INSTRUCTION: Search the records below for the word "продолжение" and show every line where it occurs.

GIVEN RECORDS:
---------------

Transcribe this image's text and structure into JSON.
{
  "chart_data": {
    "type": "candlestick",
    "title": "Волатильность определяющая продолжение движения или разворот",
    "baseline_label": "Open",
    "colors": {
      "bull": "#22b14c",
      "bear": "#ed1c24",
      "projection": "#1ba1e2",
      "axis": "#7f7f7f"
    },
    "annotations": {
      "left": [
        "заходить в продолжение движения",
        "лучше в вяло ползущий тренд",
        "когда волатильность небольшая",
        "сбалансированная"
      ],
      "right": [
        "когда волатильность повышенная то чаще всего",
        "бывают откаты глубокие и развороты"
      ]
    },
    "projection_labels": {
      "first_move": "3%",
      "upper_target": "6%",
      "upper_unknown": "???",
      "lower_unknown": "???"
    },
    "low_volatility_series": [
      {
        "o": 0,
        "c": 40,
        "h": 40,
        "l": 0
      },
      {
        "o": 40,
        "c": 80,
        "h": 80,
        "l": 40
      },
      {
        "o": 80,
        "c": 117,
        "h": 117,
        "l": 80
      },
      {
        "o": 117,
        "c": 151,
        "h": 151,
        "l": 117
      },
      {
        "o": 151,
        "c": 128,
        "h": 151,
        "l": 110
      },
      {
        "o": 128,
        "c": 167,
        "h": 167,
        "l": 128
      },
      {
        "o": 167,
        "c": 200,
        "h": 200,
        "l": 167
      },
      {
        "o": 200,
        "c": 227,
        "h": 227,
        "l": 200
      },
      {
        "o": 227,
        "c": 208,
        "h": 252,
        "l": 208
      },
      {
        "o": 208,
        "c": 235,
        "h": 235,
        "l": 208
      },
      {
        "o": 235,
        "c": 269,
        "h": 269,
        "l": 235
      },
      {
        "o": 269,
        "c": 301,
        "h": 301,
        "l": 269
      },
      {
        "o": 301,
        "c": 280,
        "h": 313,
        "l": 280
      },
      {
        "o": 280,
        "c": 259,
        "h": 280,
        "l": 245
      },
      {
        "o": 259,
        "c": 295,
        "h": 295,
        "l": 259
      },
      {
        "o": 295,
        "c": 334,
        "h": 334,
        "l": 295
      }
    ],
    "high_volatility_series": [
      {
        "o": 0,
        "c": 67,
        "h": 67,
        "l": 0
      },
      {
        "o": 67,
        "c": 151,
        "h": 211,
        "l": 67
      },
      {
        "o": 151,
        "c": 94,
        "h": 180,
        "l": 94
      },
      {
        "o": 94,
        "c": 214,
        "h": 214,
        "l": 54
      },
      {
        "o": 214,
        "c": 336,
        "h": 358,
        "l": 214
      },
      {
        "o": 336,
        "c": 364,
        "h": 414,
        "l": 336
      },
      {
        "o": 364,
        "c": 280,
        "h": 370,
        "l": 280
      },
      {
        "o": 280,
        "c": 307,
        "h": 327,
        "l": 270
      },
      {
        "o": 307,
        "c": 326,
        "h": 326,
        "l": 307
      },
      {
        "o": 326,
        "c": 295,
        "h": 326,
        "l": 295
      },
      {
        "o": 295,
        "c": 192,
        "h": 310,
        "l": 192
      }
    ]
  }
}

---------------

CORRECT ANSWER:
    "title": "Волатильность определяющая продолжение движения или разворот",
        "заходить в продолжение движения",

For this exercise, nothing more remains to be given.